::: Exercise materials :::

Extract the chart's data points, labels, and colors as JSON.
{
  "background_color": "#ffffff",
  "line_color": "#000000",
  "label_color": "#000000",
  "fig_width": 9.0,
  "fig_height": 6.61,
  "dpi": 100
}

:::

▶ Aim of the task: Quote the entire listing above exactly.

▶ Full solution:
Extract the chart's data points, labels, and colors as JSON.
{
  "background_color": "#ffffff",
  "line_color": "#000000",
  "label_color": "#000000",
  "fig_width": 9.0,
  "fig_height": 6.61,
  "dpi": 100
}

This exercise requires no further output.